* _Entries with figure data_
────────
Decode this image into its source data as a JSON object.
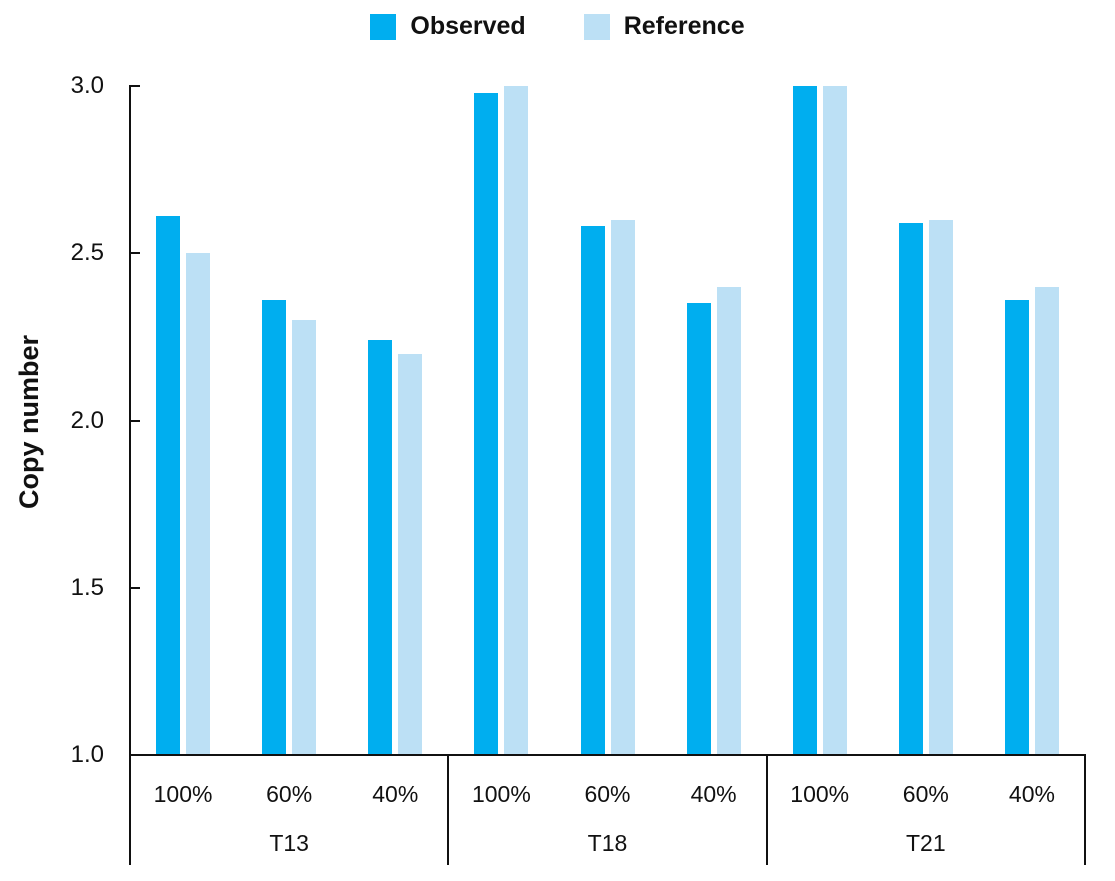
{
  "chart_data": {
    "type": "bar",
    "title": "",
    "ylabel": "Copy number",
    "xlabel": "",
    "ylim": [
      1.0,
      3.0
    ],
    "yticks": [
      3.0,
      2.5,
      2.0,
      1.5,
      1.0
    ],
    "ytick_labels": [
      "3.0",
      "2.5",
      "2.0",
      "1.5",
      "1.0"
    ],
    "grid": false,
    "legend_position": "top-center",
    "groups": [
      "T13",
      "T18",
      "T21"
    ],
    "categories": [
      "100%",
      "60%",
      "40%"
    ],
    "series": [
      {
        "name": "Observed",
        "color": "#00AEEF",
        "values": [
          [
            2.61,
            2.36,
            2.24
          ],
          [
            2.98,
            2.58,
            2.35
          ],
          [
            3.0,
            2.59,
            2.36
          ]
        ]
      },
      {
        "name": "Reference",
        "color": "#BCE0F5",
        "values": [
          [
            2.5,
            2.3,
            2.2
          ],
          [
            3.0,
            2.6,
            2.4
          ],
          [
            3.0,
            2.6,
            2.4
          ]
        ]
      }
    ],
    "axis_color": "#111111"
  }
}
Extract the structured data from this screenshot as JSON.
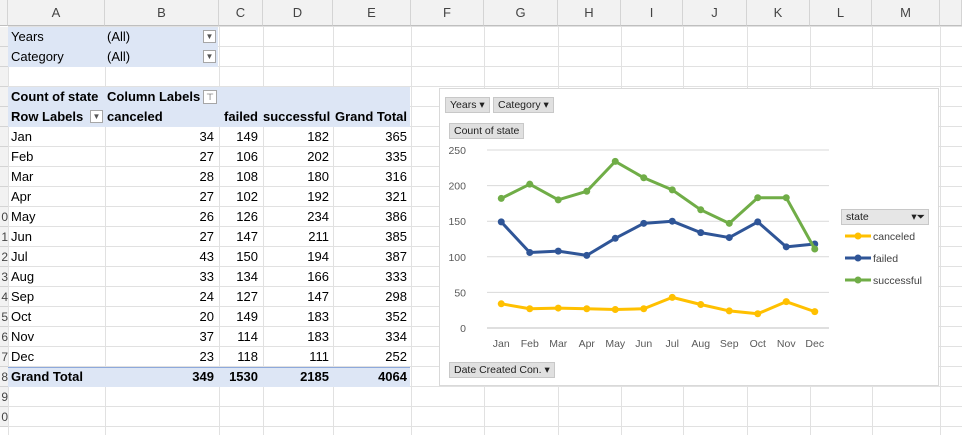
{
  "columns": [
    "A",
    "B",
    "C",
    "D",
    "E",
    "F",
    "G",
    "H",
    "I",
    "J",
    "K",
    "L",
    "M"
  ],
  "row_numbers": [
    "",
    "",
    "",
    "",
    "",
    "",
    "",
    "",
    "",
    "0",
    "1",
    "2",
    "3",
    "4",
    "5",
    "6",
    "7",
    "8",
    "9",
    "0"
  ],
  "filters": [
    {
      "label": "Years",
      "value": "(All)"
    },
    {
      "label": "Category",
      "value": "(All)"
    }
  ],
  "pivot": {
    "corner_label": "Count of state",
    "column_labels": "Column Labels",
    "row_labels": "Row Labels",
    "headers": [
      "canceled",
      "failed",
      "successful",
      "Grand Total"
    ],
    "rows": [
      {
        "month": "Jan",
        "canceled": "34",
        "failed": "149",
        "successful": "182",
        "total": "365"
      },
      {
        "month": "Feb",
        "canceled": "27",
        "failed": "106",
        "successful": "202",
        "total": "335"
      },
      {
        "month": "Mar",
        "canceled": "28",
        "failed": "108",
        "successful": "180",
        "total": "316"
      },
      {
        "month": "Apr",
        "canceled": "27",
        "failed": "102",
        "successful": "192",
        "total": "321"
      },
      {
        "month": "May",
        "canceled": "26",
        "failed": "126",
        "successful": "234",
        "total": "386"
      },
      {
        "month": "Jun",
        "canceled": "27",
        "failed": "147",
        "successful": "211",
        "total": "385"
      },
      {
        "month": "Jul",
        "canceled": "43",
        "failed": "150",
        "successful": "194",
        "total": "387"
      },
      {
        "month": "Aug",
        "canceled": "33",
        "failed": "134",
        "successful": "166",
        "total": "333"
      },
      {
        "month": "Sep",
        "canceled": "24",
        "failed": "127",
        "successful": "147",
        "total": "298"
      },
      {
        "month": "Oct",
        "canceled": "20",
        "failed": "149",
        "successful": "183",
        "total": "352"
      },
      {
        "month": "Nov",
        "canceled": "37",
        "failed": "114",
        "successful": "183",
        "total": "334"
      },
      {
        "month": "Dec",
        "canceled": "23",
        "failed": "118",
        "successful": "111",
        "total": "252"
      }
    ],
    "grand_total": {
      "label": "Grand Total",
      "canceled": "349",
      "failed": "1530",
      "successful": "2185",
      "total": "4064"
    }
  },
  "chart_buttons": {
    "years": "Years",
    "category": "Category",
    "value_field": "Count of state",
    "axis_field": "Date Created Con.",
    "legend_field": "state"
  },
  "chart_data": {
    "type": "line",
    "categories": [
      "Jan",
      "Feb",
      "Mar",
      "Apr",
      "May",
      "Jun",
      "Jul",
      "Aug",
      "Sep",
      "Oct",
      "Nov",
      "Dec"
    ],
    "series": [
      {
        "name": "canceled",
        "color": "#ffc000",
        "values": [
          34,
          27,
          28,
          27,
          26,
          27,
          43,
          33,
          24,
          20,
          37,
          23
        ]
      },
      {
        "name": "failed",
        "color": "#2f5597",
        "values": [
          149,
          106,
          108,
          102,
          126,
          147,
          150,
          134,
          127,
          149,
          114,
          118
        ]
      },
      {
        "name": "successful",
        "color": "#70ad47",
        "values": [
          182,
          202,
          180,
          192,
          234,
          211,
          194,
          166,
          147,
          183,
          183,
          111
        ]
      }
    ],
    "yticks": [
      "0",
      "50",
      "100",
      "150",
      "200",
      "250"
    ],
    "ylim": [
      0,
      250
    ],
    "grid": true,
    "legend_position": "right"
  }
}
────────
* _Directions_
Do not include the images; transcribe the rest of the listing exactly.

* _Full response_
Decode this image into its source data as a JSON object.
{
  "chart_data": {
    "type": "bar",
    "title": "",
    "ylabel": "Copy number",
    "xlabel": "",
    "ylim": [
      1.0,
      3.0
    ],
    "yticks": [
      3.0,
      2.5,
      2.0,
      1.5,
      1.0
    ],
    "ytick_labels": [
      "3.0",
      "2.5",
      "2.0",
      "1.5",
      "1.0"
    ],
    "grid": false,
    "legend_position": "top-center",
    "groups": [
      "T13",
      "T18",
      "T21"
    ],
    "categories": [
      "100%",
      "60%",
      "40%"
    ],
    "series": [
      {
        "name": "Observed",
        "color": "#00AEEF",
        "values": [
          [
            2.61,
            2.36,
            2.24
          ],
          [
            2.98,
            2.58,
            2.35
          ],
          [
            3.0,
            2.59,
            2.36
          ]
        ]
      },
      {
        "name": "Reference",
        "color": "#BCE0F5",
        "values": [
          [
            2.5,
            2.3,
            2.2
          ],
          [
            3.0,
            2.6,
            2.4
          ],
          [
            3.0,
            2.6,
            2.4
          ]
        ]
      }
    ],
    "axis_color": "#111111"
  }
}
Extract the structured data from this screenshot as JSON.
{
  "columns": [
    "A",
    "B",
    "C",
    "D",
    "E",
    "F",
    "G",
    "H",
    "I",
    "J",
    "K",
    "L",
    "M"
  ],
  "row_numbers": [
    "",
    "",
    "",
    "",
    "",
    "",
    "",
    "",
    "",
    "0",
    "1",
    "2",
    "3",
    "4",
    "5",
    "6",
    "7",
    "8",
    "9",
    "0"
  ],
  "filters": [
    {
      "label": "Years",
      "value": "(All)"
    },
    {
      "label": "Category",
      "value": "(All)"
    }
  ],
  "pivot": {
    "corner_label": "Count of state",
    "column_labels": "Column Labels",
    "row_labels": "Row Labels",
    "headers": [
      "canceled",
      "failed",
      "successful",
      "Grand Total"
    ],
    "rows": [
      {
        "month": "Jan",
        "canceled": "34",
        "failed": "149",
        "successful": "182",
        "total": "365"
      },
      {
        "month": "Feb",
        "canceled": "27",
        "failed": "106",
        "successful": "202",
        "total": "335"
      },
      {
        "month": "Mar",
        "canceled": "28",
        "failed": "108",
        "successful": "180",
        "total": "316"
      },
      {
        "month": "Apr",
        "canceled": "27",
        "failed": "102",
        "successful": "192",
        "total": "321"
      },
      {
        "month": "May",
        "canceled": "26",
        "failed": "126",
        "successful": "234",
        "total": "386"
      },
      {
        "month": "Jun",
        "canceled": "27",
        "failed": "147",
        "successful": "211",
        "total": "385"
      },
      {
        "month": "Jul",
        "canceled": "43",
        "failed": "150",
        "successful": "194",
        "total": "387"
      },
      {
        "month": "Aug",
        "canceled": "33",
        "failed": "134",
        "successful": "166",
        "total": "333"
      },
      {
        "month": "Sep",
        "canceled": "24",
        "failed": "127",
        "successful": "147",
        "total": "298"
      },
      {
        "month": "Oct",
        "canceled": "20",
        "failed": "149",
        "successful": "183",
        "total": "352"
      },
      {
        "month": "Nov",
        "canceled": "37",
        "failed": "114",
        "successful": "183",
        "total": "334"
      },
      {
        "month": "Dec",
        "canceled": "23",
        "failed": "118",
        "successful": "111",
        "total": "252"
      }
    ],
    "grand_total": {
      "label": "Grand Total",
      "canceled": "349",
      "failed": "1530",
      "successful": "2185",
      "total": "4064"
    }
  },
  "chart_buttons": {
    "years": "Years",
    "category": "Category",
    "value_field": "Count of state",
    "axis_field": "Date Created Con.",
    "legend_field": "state"
  },
  "chart_data": {
    "type": "line",
    "categories": [
      "Jan",
      "Feb",
      "Mar",
      "Apr",
      "May",
      "Jun",
      "Jul",
      "Aug",
      "Sep",
      "Oct",
      "Nov",
      "Dec"
    ],
    "series": [
      {
        "name": "canceled",
        "color": "#ffc000",
        "values": [
          34,
          27,
          28,
          27,
          26,
          27,
          43,
          33,
          24,
          20,
          37,
          23
        ]
      },
      {
        "name": "failed",
        "color": "#2f5597",
        "values": [
          149,
          106,
          108,
          102,
          126,
          147,
          150,
          134,
          127,
          149,
          114,
          118
        ]
      },
      {
        "name": "successful",
        "color": "#70ad47",
        "values": [
          182,
          202,
          180,
          192,
          234,
          211,
          194,
          166,
          147,
          183,
          183,
          111
        ]
      }
    ],
    "yticks": [
      "0",
      "50",
      "100",
      "150",
      "200",
      "250"
    ],
    "ylim": [
      0,
      250
    ],
    "grid": true,
    "legend_position": "right"
  }
}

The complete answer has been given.